* **Task details**:
Scan the records for the word "Feuerstelle". Copy each line that includes it.

* **Stored rows**:
^^^^^^^^^^^^^^^^

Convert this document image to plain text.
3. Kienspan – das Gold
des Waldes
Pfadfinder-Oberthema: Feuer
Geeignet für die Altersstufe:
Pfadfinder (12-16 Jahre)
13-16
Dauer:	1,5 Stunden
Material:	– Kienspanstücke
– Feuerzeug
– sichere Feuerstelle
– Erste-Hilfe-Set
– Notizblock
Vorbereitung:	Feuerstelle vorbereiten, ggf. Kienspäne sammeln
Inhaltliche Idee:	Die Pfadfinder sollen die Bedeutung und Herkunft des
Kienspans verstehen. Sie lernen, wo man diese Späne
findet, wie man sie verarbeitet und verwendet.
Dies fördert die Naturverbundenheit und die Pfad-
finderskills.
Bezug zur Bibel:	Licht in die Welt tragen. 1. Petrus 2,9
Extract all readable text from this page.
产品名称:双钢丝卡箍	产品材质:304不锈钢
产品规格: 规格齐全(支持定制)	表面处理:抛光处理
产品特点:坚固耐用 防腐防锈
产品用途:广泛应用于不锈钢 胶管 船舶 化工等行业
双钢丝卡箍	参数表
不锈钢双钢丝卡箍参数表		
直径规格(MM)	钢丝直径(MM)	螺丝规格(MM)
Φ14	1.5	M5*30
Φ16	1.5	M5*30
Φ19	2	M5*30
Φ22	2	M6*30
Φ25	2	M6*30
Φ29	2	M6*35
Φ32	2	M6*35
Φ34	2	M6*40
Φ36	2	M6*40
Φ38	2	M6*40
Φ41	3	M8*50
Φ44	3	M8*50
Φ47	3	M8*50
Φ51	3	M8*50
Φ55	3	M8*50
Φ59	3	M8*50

^^^^^^^^^^^^^^^^

* **Solution below**:
– sichere Feuerstelle
Vorbereitung:	Feuerstelle vorbereiten, ggf. Kienspäne sammeln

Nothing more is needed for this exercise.